Quote all of the entries word for word.

§

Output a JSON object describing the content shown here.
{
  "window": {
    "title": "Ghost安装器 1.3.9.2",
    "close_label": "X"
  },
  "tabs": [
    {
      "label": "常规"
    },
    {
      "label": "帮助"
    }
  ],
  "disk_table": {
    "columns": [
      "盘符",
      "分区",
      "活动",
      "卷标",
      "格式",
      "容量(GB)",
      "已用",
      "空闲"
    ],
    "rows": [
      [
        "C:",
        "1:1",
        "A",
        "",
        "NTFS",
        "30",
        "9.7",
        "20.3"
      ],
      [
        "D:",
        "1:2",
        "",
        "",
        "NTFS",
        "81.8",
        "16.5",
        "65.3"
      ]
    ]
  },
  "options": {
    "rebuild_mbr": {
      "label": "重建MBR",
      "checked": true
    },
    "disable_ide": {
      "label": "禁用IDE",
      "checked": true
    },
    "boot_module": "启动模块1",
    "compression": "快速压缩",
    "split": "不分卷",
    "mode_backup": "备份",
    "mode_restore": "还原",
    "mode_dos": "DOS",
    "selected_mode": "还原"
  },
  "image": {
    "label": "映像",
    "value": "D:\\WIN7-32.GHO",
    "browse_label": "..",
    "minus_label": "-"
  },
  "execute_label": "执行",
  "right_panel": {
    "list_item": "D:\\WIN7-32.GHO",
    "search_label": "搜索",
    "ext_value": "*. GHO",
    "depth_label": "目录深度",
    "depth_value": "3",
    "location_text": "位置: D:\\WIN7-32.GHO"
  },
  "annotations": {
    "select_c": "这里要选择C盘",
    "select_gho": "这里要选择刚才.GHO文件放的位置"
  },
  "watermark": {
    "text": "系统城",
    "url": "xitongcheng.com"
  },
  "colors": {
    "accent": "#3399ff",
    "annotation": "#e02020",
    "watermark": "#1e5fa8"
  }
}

§

Finished task
Output a JSON object describing the content shown here.
{
  "window": {
    "title": "Ghost安装器 1.3.9.2",
    "close_label": "X"
  },
  "tabs": [
    {
      "label": "常规"
    },
    {
      "label": "帮助"
    }
  ],
  "disk_table": {
    "columns": [
      "盘符",
      "分区",
      "活动",
      "卷标",
      "格式",
      "容量(GB)",
      "已用",
      "空闲"
    ],
    "rows": [
      [
        "C:",
        "1:1",
        "A",
        "",
        "NTFS",
        "30",
        "9.7",
        "20.3"
      ],
      [
        "D:",
        "1:2",
        "",
        "",
        "NTFS",
        "81.8",
        "16.5",
        "65.3"
      ]
    ]
  },
  "options": {
    "rebuild_mbr": {
      "label": "重建MBR",
      "checked": true
    },
    "disable_ide": {
      "label": "禁用IDE",
      "checked": true
    },
    "boot_module": "启动模块1",
    "compression": "快速压缩",
    "split": "不分卷",
    "mode_backup": "备份",
    "mode_restore": "还原",
    "mode_dos": "DOS",
    "selected_mode": "还原"
  },
  "image": {
    "label": "映像",
    "value": "D:\\WIN7-32.GHO",
    "browse_label": "..",
    "minus_label": "-"
  },
  "execute_label": "执行",
  "right_panel": {
    "list_item": "D:\\WIN7-32.GHO",
    "search_label": "搜索",
    "ext_value": "*. GHO",
    "depth_label": "目录深度",
    "depth_value": "3",
    "location_text": "位置: D:\\WIN7-32.GHO"
  },
  "annotations": {
    "select_c": "这里要选择C盘",
    "select_gho": "这里要选择刚才.GHO文件放的位置"
  },
  "watermark": {
    "text": "系统城",
    "url": "xitongcheng.com"
  },
  "colors": {
    "accent": "#3399ff",
    "annotation": "#e02020",
    "watermark": "#1e5fa8"
  }
}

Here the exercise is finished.